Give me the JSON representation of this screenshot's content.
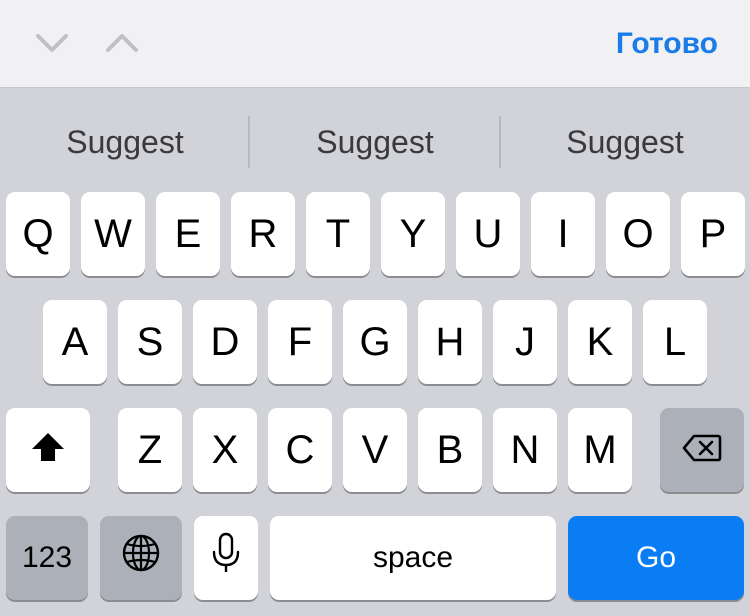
{
  "toolbar": {
    "prev_icon": "chevron-down-icon",
    "next_icon": "chevron-up-icon",
    "done_label": "Готово",
    "done_color": "#1a7ce8"
  },
  "suggestions": [
    "Suggest",
    "Suggest",
    "Suggest"
  ],
  "rows": {
    "row1": [
      "Q",
      "W",
      "E",
      "R",
      "T",
      "Y",
      "U",
      "I",
      "O",
      "P"
    ],
    "row2": [
      "A",
      "S",
      "D",
      "F",
      "G",
      "H",
      "J",
      "K",
      "L"
    ],
    "row3": [
      "Z",
      "X",
      "C",
      "V",
      "B",
      "N",
      "M"
    ]
  },
  "keys": {
    "shift_icon": "shift-arrow-icon",
    "delete_icon": "backspace-icon",
    "numbers_label": "123",
    "globe_icon": "globe-icon",
    "mic_icon": "microphone-icon",
    "space_label": "space",
    "go_label": "Go"
  },
  "colors": {
    "keyboard_bg": "#d1d3d9",
    "key_bg": "#ffffff",
    "function_key_bg": "#acb1b9",
    "go_key_bg": "#0a7cf4"
  }
}
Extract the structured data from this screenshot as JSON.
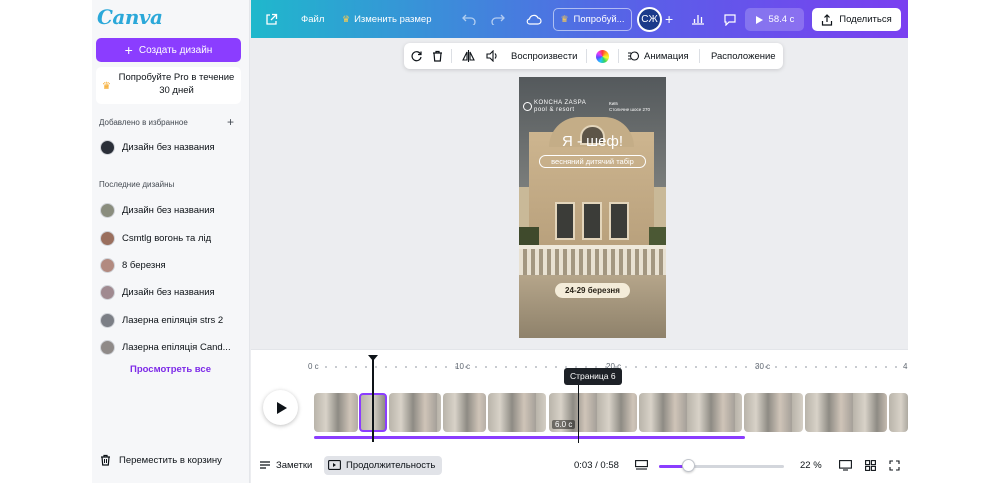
{
  "app": {
    "logo": "Canva"
  },
  "sidebar": {
    "create_label": "Создать дизайн",
    "pro_label": "Попробуйте Pro в течение 30 дней",
    "favorites_title": "Добавлено в избранное",
    "favorites": [
      {
        "label": "Дизайн без названия"
      }
    ],
    "recent_title": "Последние дизайны",
    "recent": [
      {
        "label": "Дизайн без названия"
      },
      {
        "label": "Csmtlg вогонь та лід"
      },
      {
        "label": "8 березня"
      },
      {
        "label": "Дизайн без названия"
      },
      {
        "label": "Лазерна епіляція strs 2"
      },
      {
        "label": "Лазерна епіляція Cand..."
      }
    ],
    "see_all": "Просмотреть все",
    "trash": "Переместить в корзину"
  },
  "topbar": {
    "file": "Файл",
    "resize": "Изменить размер",
    "try_pro": "Попробуй...",
    "avatar_initials": "СЖ",
    "play_duration": "58.4 с",
    "share": "Поделиться"
  },
  "floating_toolbar": {
    "play": "Воспроизвести",
    "animation": "Анимация",
    "position": "Расположение"
  },
  "page": {
    "brand": "KONCHA ZASPA",
    "brand_sub": "pool & resort",
    "location_line1": "Київ",
    "location_line2": "Столичне шосе 270",
    "title": "Я - шеф!",
    "subtitle": "весняний дитячий табір",
    "dates": "24-29 березня"
  },
  "timeline": {
    "ruler": [
      "0 с",
      "10 с",
      "20 с",
      "30 с",
      "4"
    ],
    "tooltip": "Страница 6",
    "clip_duration": "6.0 с",
    "progress_fraction": 0.73
  },
  "bottombar": {
    "notes": "Заметки",
    "duration": "Продолжительность",
    "time": "0:03 / 0:58",
    "zoom": "22 %"
  },
  "colors": {
    "accent": "#8b3dff",
    "topbar_start": "#1fb8cc",
    "topbar_end": "#7a3ff0"
  }
}
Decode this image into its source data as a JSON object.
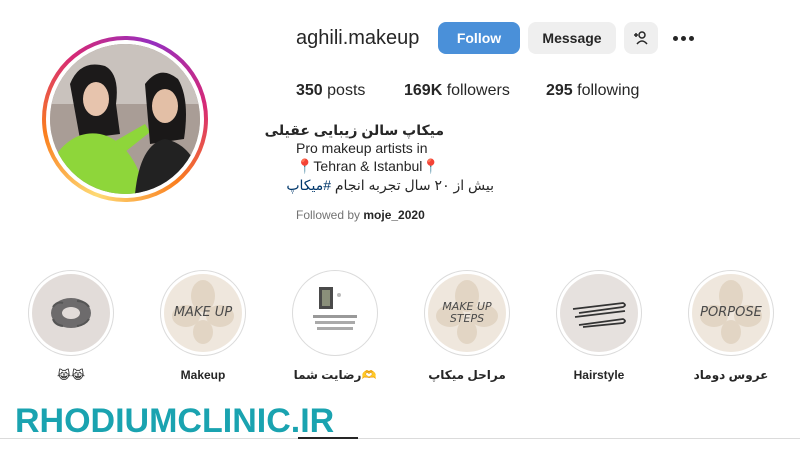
{
  "profile": {
    "username": "aghili.makeup",
    "follow_label": "Follow",
    "message_label": "Message",
    "posts_count": "350",
    "posts_label": "posts",
    "followers_count": "169K",
    "followers_label": "followers",
    "following_count": "295",
    "following_label": "following",
    "display_name": "میکاپ سالن زیبایی عقیلی",
    "bio_line1": "Pro makeup artists in",
    "bio_line2": "📍Tehran & Istanbul📍",
    "bio_line3_text": "بیش از ۲۰ سال تجربه انجام ",
    "bio_hashtag": "#میکاپ",
    "followed_by_prefix": "Followed by",
    "followed_by_user": "moje_2020"
  },
  "highlights": [
    {
      "label": "😹😹",
      "icon": "scrunchie"
    },
    {
      "label": "Makeup",
      "cover_text": "MAKE UP"
    },
    {
      "label": "رضایت شما🫶",
      "icon": "screenshot"
    },
    {
      "label": "مراحل میکاپ",
      "cover_text_1": "MAKE UP",
      "cover_text_2": "STEPS"
    },
    {
      "label": "Hairstyle",
      "icon": "hairpins"
    },
    {
      "label": "عروس دوماد",
      "cover_text": "PORPOSE"
    }
  ],
  "watermark": "RHODIUMCLINIC.IR",
  "colors": {
    "follow_button": "#4a90d9",
    "watermark": "#1aa3b0",
    "hashtag": "#00376b"
  }
}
_____
◆ **Objective**
Reproduce the material in its entirety and word for word, without the pictures.

◆ **Exercise result**
Give me the JSON representation of this screenshot's content.
{
  "toolbar": {
    "prev_icon": "chevron-down-icon",
    "next_icon": "chevron-up-icon",
    "done_label": "Готово",
    "done_color": "#1a7ce8"
  },
  "suggestions": [
    "Suggest",
    "Suggest",
    "Suggest"
  ],
  "rows": {
    "row1": [
      "Q",
      "W",
      "E",
      "R",
      "T",
      "Y",
      "U",
      "I",
      "O",
      "P"
    ],
    "row2": [
      "A",
      "S",
      "D",
      "F",
      "G",
      "H",
      "J",
      "K",
      "L"
    ],
    "row3": [
      "Z",
      "X",
      "C",
      "V",
      "B",
      "N",
      "M"
    ]
  },
  "keys": {
    "shift_icon": "shift-arrow-icon",
    "delete_icon": "backspace-icon",
    "numbers_label": "123",
    "globe_icon": "globe-icon",
    "mic_icon": "microphone-icon",
    "space_label": "space",
    "go_label": "Go"
  },
  "colors": {
    "keyboard_bg": "#d1d3d9",
    "key_bg": "#ffffff",
    "function_key_bg": "#acb1b9",
    "go_key_bg": "#0a7cf4"
  }
}
Extract the structured data from this screenshot as JSON.
{
  "app": {
    "logo": "Canva"
  },
  "sidebar": {
    "create_label": "Создать дизайн",
    "pro_label": "Попробуйте Pro в течение 30 дней",
    "favorites_title": "Добавлено в избранное",
    "favorites": [
      {
        "label": "Дизайн без названия"
      }
    ],
    "recent_title": "Последние дизайны",
    "recent": [
      {
        "label": "Дизайн без названия"
      },
      {
        "label": "Csmtlg вогонь та лід"
      },
      {
        "label": "8 березня"
      },
      {
        "label": "Дизайн без названия"
      },
      {
        "label": "Лазерна епіляція strs 2"
      },
      {
        "label": "Лазерна епіляція Cand..."
      }
    ],
    "see_all": "Просмотреть все",
    "trash": "Переместить в корзину"
  },
  "topbar": {
    "file": "Файл",
    "resize": "Изменить размер",
    "try_pro": "Попробуй...",
    "avatar_initials": "СЖ",
    "play_duration": "58.4 с",
    "share": "Поделиться"
  },
  "floating_toolbar": {
    "play": "Воспроизвести",
    "animation": "Анимация",
    "position": "Расположение"
  },
  "page": {
    "brand": "KONCHA ZASPA",
    "brand_sub": "pool & resort",
    "location_line1": "Київ",
    "location_line2": "Столичне шосе 270",
    "title": "Я - шеф!",
    "subtitle": "весняний дитячий табір",
    "dates": "24-29 березня"
  },
  "timeline": {
    "ruler": [
      "0 с",
      "10 с",
      "20 с",
      "30 с",
      "4"
    ],
    "tooltip": "Страница 6",
    "clip_duration": "6.0 с",
    "progress_fraction": 0.73
  },
  "bottombar": {
    "notes": "Заметки",
    "duration": "Продолжительность",
    "time": "0:03 / 0:58",
    "zoom": "22 %"
  },
  "colors": {
    "accent": "#8b3dff",
    "topbar_start": "#1fb8cc",
    "topbar_end": "#7a3ff0"
  }
}
Decode this image into its source data as a JSON object.
{
  "profile": {
    "username": "aghili.makeup",
    "follow_label": "Follow",
    "message_label": "Message",
    "posts_count": "350",
    "posts_label": "posts",
    "followers_count": "169K",
    "followers_label": "followers",
    "following_count": "295",
    "following_label": "following",
    "display_name": "میکاپ سالن زیبایی عقیلی",
    "bio_line1": "Pro makeup artists in",
    "bio_line2": "📍Tehran & Istanbul📍",
    "bio_line3_text": "بیش از ۲۰ سال تجربه انجام ",
    "bio_hashtag": "#میکاپ",
    "followed_by_prefix": "Followed by",
    "followed_by_user": "moje_2020"
  },
  "highlights": [
    {
      "label": "😹😹",
      "icon": "scrunchie"
    },
    {
      "label": "Makeup",
      "cover_text": "MAKE UP"
    },
    {
      "label": "رضایت شما🫶",
      "icon": "screenshot"
    },
    {
      "label": "مراحل میکاپ",
      "cover_text_1": "MAKE UP",
      "cover_text_2": "STEPS"
    },
    {
      "label": "Hairstyle",
      "icon": "hairpins"
    },
    {
      "label": "عروس دوماد",
      "cover_text": "PORPOSE"
    }
  ],
  "watermark": "RHODIUMCLINIC.IR",
  "colors": {
    "follow_button": "#4a90d9",
    "watermark": "#1aa3b0",
    "hashtag": "#00376b"
  }
}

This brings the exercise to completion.